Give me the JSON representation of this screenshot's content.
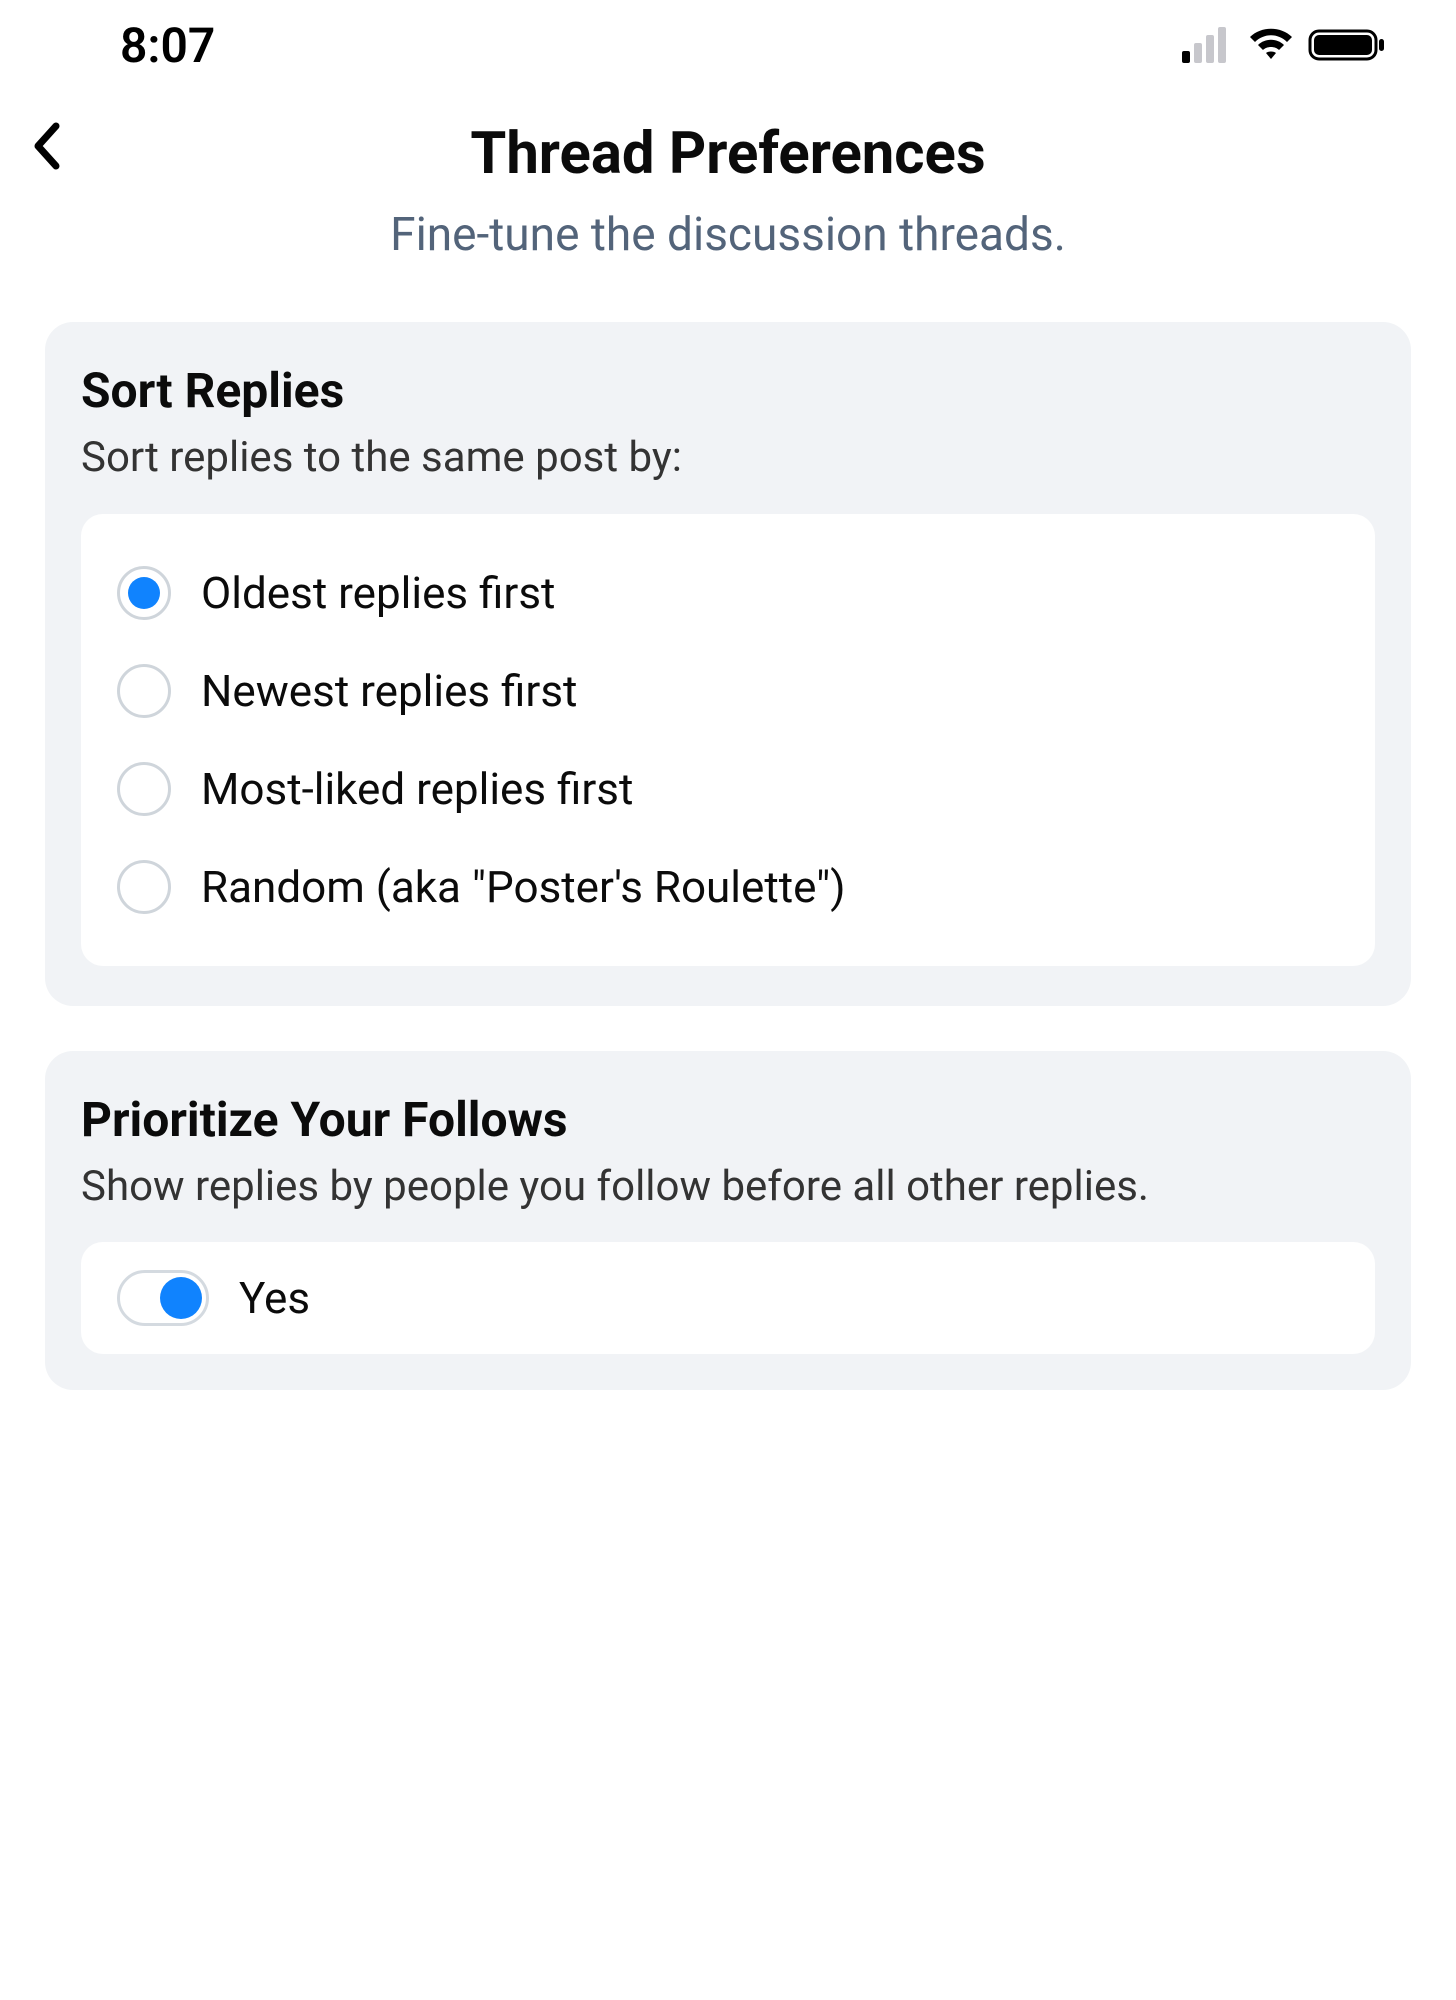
{
  "statusBar": {
    "time": "8:07"
  },
  "header": {
    "title": "Thread Preferences",
    "subtitle": "Fine-tune the discussion threads."
  },
  "sortReplies": {
    "title": "Sort Replies",
    "description": "Sort replies to the same post by:",
    "options": [
      {
        "label": "Oldest replies first",
        "selected": true
      },
      {
        "label": "Newest replies first",
        "selected": false
      },
      {
        "label": "Most-liked replies first",
        "selected": false
      },
      {
        "label": "Random (aka \"Poster's Roulette\")",
        "selected": false
      }
    ]
  },
  "prioritizeFollows": {
    "title": "Prioritize Your Follows",
    "description": "Show replies by people you follow before all other replies.",
    "enabled": true,
    "toggleLabel": "Yes"
  }
}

--- --- ---

** OBJECTIVE **
Except for the pictures, give all the material above again verbatim.

** COMPLETE RESPONSE **
Give me the JSON representation of this screenshot's content.
{
  "statusBar": {
    "time": "8:07"
  },
  "header": {
    "title": "Thread Preferences",
    "subtitle": "Fine-tune the discussion threads."
  },
  "sortReplies": {
    "title": "Sort Replies",
    "description": "Sort replies to the same post by:",
    "options": [
      {
        "label": "Oldest replies first",
        "selected": true
      },
      {
        "label": "Newest replies first",
        "selected": false
      },
      {
        "label": "Most-liked replies first",
        "selected": false
      },
      {
        "label": "Random (aka \"Poster's Roulette\")",
        "selected": false
      }
    ]
  },
  "prioritizeFollows": {
    "title": "Prioritize Your Follows",
    "description": "Show replies by people you follow before all other replies.",
    "enabled": true,
    "toggleLabel": "Yes"
  }
}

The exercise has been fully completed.